**SHORT EXERCISE:** In full and without alteration, repeat the material.

____ EXTRACTED DATA

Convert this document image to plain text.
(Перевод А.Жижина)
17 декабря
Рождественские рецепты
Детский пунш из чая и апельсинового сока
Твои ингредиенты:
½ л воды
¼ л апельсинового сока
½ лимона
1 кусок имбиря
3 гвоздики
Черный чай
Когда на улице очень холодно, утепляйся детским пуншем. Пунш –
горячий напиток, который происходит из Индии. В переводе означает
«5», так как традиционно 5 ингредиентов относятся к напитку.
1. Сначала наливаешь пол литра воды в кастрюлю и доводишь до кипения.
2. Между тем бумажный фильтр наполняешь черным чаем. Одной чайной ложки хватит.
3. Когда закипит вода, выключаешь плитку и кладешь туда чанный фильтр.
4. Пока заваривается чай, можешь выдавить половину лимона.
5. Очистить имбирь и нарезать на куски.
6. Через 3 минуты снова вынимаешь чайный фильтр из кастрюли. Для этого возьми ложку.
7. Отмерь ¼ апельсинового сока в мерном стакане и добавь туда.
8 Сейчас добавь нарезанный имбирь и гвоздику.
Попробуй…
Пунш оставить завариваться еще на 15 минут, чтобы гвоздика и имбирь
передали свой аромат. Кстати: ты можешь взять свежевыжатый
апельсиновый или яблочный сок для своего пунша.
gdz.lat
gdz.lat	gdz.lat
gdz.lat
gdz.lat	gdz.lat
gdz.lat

________

**SOLUTION TO THE EXERCISE:**
Convert this document image to plain text.
(Перевод А.Жижина)
17 декабря
Рождественские рецепты
Детский пунш из чая и апельсинового сока
Твои ингредиенты:
½ л воды
¼ л апельсинового сока
½ лимона
1 кусок имбиря
3 гвоздики
Черный чай
Когда на улице очень холодно, утепляйся детским пуншем. Пунш –
горячий напиток, который происходит из Индии. В переводе означает
«5», так как традиционно 5 ингредиентов относятся к напитку.
1. Сначала наливаешь пол литра воды в кастрюлю и доводишь до кипения.
2. Между тем бумажный фильтр наполняешь черным чаем. Одной чайной ложки хватит.
3. Когда закипит вода, выключаешь плитку и кладешь туда чанный фильтр.
4. Пока заваривается чай, можешь выдавить половину лимона.
5. Очистить имбирь и нарезать на куски.
6. Через 3 минуты снова вынимаешь чайный фильтр из кастрюли. Для этого возьми ложку.
7. Отмерь ¼ апельсинового сока в мерном стакане и добавь туда.
8 Сейчас добавь нарезанный имбирь и гвоздику.
Попробуй…
Пунш оставить завариваться еще на 15 минут, чтобы гвоздика и имбирь
передали свой аромат. Кстати: ты можешь взять свежевыжатый
апельсиновый или яблочный сок для своего пунша.
gdz.lat
gdz.lat	gdz.lat
gdz.lat
gdz.lat	gdz.lat
gdz.lat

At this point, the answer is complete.